__TASK DESCRIPTION__. Copy the data below exactly.
---- DATA LISTING
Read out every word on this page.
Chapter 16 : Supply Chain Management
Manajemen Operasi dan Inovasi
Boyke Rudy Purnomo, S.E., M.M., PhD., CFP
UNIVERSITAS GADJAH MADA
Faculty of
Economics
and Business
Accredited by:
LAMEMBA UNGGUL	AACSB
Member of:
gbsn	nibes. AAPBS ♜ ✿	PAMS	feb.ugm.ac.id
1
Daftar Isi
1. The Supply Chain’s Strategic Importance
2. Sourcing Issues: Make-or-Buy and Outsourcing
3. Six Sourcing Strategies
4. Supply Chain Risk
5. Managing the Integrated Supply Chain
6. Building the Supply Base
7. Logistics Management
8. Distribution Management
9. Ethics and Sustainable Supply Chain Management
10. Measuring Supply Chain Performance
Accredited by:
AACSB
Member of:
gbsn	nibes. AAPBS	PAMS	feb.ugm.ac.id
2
--------
__THE ANSWER__.
Read out every word on this page.
Chapter 16 : Supply Chain Management
Manajemen Operasi dan Inovasi
Boyke Rudy Purnomo, S.E., M.M., PhD., CFP
UNIVERSITAS GADJAH MADA
Faculty of
Economics
and Business
Accredited by:
LAMEMBA UNGGUL	AACSB
Member of:
gbsn	nibes. AAPBS ♜ ✿	PAMS	feb.ugm.ac.id
1
Daftar Isi
1. The Supply Chain’s Strategic Importance
2. Sourcing Issues: Make-or-Buy and Outsourcing
3. Six Sourcing Strategies
4. Supply Chain Risk
5. Managing the Integrated Supply Chain
6. Building the Supply Base
7. Logistics Management
8. Distribution Management
9. Ethics and Sustainable Supply Chain Management
10. Measuring Supply Chain Performance
Accredited by:
AACSB
Member of:
gbsn	nibes. AAPBS	PAMS	feb.ugm.ac.id
2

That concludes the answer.